(Dataset items)

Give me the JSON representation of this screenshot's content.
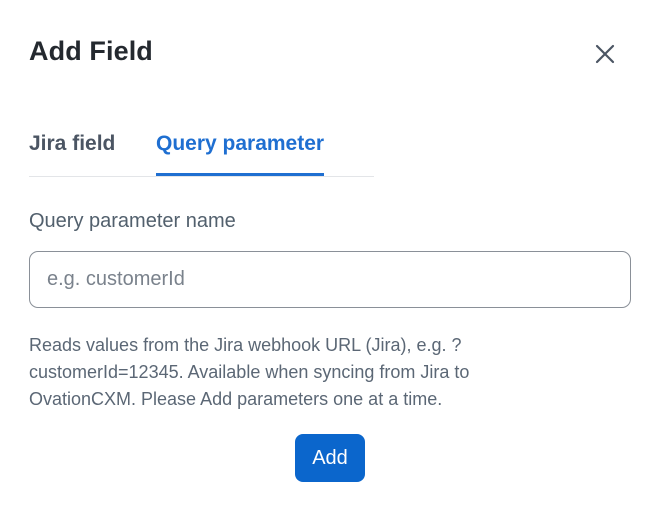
{
  "dialog": {
    "title": "Add Field",
    "close_icon": "close-icon"
  },
  "tabs": [
    {
      "label": "Jira field",
      "active": false
    },
    {
      "label": "Query parameter",
      "active": true
    }
  ],
  "form": {
    "field_label": "Query parameter name",
    "input_placeholder": "e.g. customerId",
    "input_value": "",
    "help_text": "Reads values from the Jira webhook URL (Jira), e.g. ?customerId=12345. Available when syncing from Jira to OvationCXM. Please Add parameters one at a time.",
    "submit_label": "Add"
  },
  "colors": {
    "accent": "#1f6fd1",
    "button": "#0b66cc",
    "title_text": "#24292f",
    "muted_text": "#5b6775"
  }
}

Problem to solve
Work out the number of lines in this listing that include the word "customerId". Reply with that number only.

Completed task
2